## BEGIN
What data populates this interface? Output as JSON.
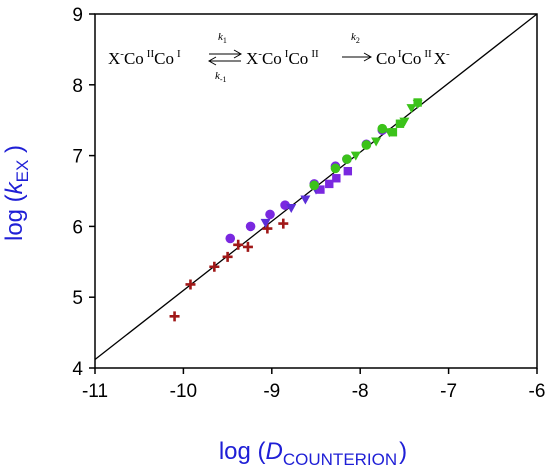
{
  "chart_data": {
    "type": "scatter",
    "xlabel": {
      "prefix": "log (",
      "variable": "D",
      "subscript": "COUNTERION",
      "suffix": ")"
    },
    "ylabel": {
      "prefix": "log (",
      "variable": "k",
      "subscript": "EX",
      "suffix": " )"
    },
    "xlim": [
      -11,
      -6
    ],
    "ylim": [
      4,
      9
    ],
    "xticks": [
      -11,
      -10,
      -9,
      -8,
      -7,
      -6
    ],
    "yticks": [
      4,
      5,
      6,
      7,
      8,
      9
    ],
    "grid": false,
    "legend": "none",
    "annotation": {
      "s1_main": "X",
      "s1_sup": "-",
      "s1_co": "Co",
      "s1_ox": "II",
      "s1_co2": "Co",
      "s1_ox2": "I",
      "k1_main": "k",
      "k1_sub": "1",
      "km1_main": "k",
      "km1_sub": "-1",
      "s2_main": "X",
      "s2_sup": "-",
      "s2_co": "Co",
      "s2_ox": "I",
      "s2_co2": "Co",
      "s2_ox2": "II",
      "k2_main": "k",
      "k2_sub": "2",
      "s3_co": "Co",
      "s3_ox": "I",
      "s3_co2": "Co",
      "s3_ox2": "II",
      "s3_x": "X",
      "s3_sup": "-"
    },
    "fit_line": {
      "x": [
        -11,
        -6
      ],
      "y": [
        4.12,
        9.0
      ]
    },
    "series": [
      {
        "marker": "plus",
        "color": "#a01818",
        "points": [
          [
            -10.1,
            4.73
          ],
          [
            -9.92,
            5.18
          ],
          [
            -9.65,
            5.43
          ],
          [
            -9.5,
            5.57
          ],
          [
            -9.38,
            5.74
          ],
          [
            -9.27,
            5.71
          ],
          [
            -9.05,
            5.97
          ],
          [
            -8.87,
            6.04
          ]
        ]
      },
      {
        "marker": "circle",
        "color": "#7a28e0",
        "points": [
          [
            -9.47,
            5.83
          ],
          [
            -9.24,
            6.0
          ],
          [
            -9.02,
            6.17
          ],
          [
            -8.85,
            6.3
          ],
          [
            -8.52,
            6.6
          ],
          [
            -8.28,
            6.85
          ],
          [
            -8.15,
            6.95
          ],
          [
            -7.93,
            7.16
          ],
          [
            -7.75,
            7.36
          ]
        ]
      },
      {
        "marker": "triangle-down",
        "color": "#5b2ed8",
        "points": [
          [
            -9.07,
            6.05
          ],
          [
            -8.78,
            6.26
          ],
          [
            -8.62,
            6.38
          ],
          [
            -8.5,
            6.52
          ]
        ]
      },
      {
        "marker": "square",
        "color": "#7a28e0",
        "points": [
          [
            -8.45,
            6.52
          ],
          [
            -8.35,
            6.6
          ],
          [
            -8.27,
            6.68
          ],
          [
            -8.14,
            6.78
          ]
        ]
      },
      {
        "marker": "circle",
        "color": "#3bc21a",
        "points": [
          [
            -8.52,
            6.58
          ],
          [
            -8.28,
            6.82
          ],
          [
            -8.15,
            6.95
          ],
          [
            -7.93,
            7.15
          ],
          [
            -7.75,
            7.38
          ]
        ]
      },
      {
        "marker": "triangle-down",
        "color": "#3bc21a",
        "points": [
          [
            -8.05,
            7.0
          ],
          [
            -7.82,
            7.2
          ],
          [
            -7.67,
            7.33
          ],
          [
            -7.5,
            7.48
          ],
          [
            -7.42,
            7.67
          ],
          [
            -7.35,
            7.73
          ]
        ]
      },
      {
        "marker": "square",
        "color": "#3bc21a",
        "points": [
          [
            -7.63,
            7.33
          ],
          [
            -7.55,
            7.45
          ],
          [
            -7.35,
            7.75
          ]
        ]
      }
    ]
  }
}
## END
▸ The task
Filter the entries and copy out every line with the word "subscript".

▸ Output for this exercise
      "subscript": "COUNTERION",
      "subscript": "EX",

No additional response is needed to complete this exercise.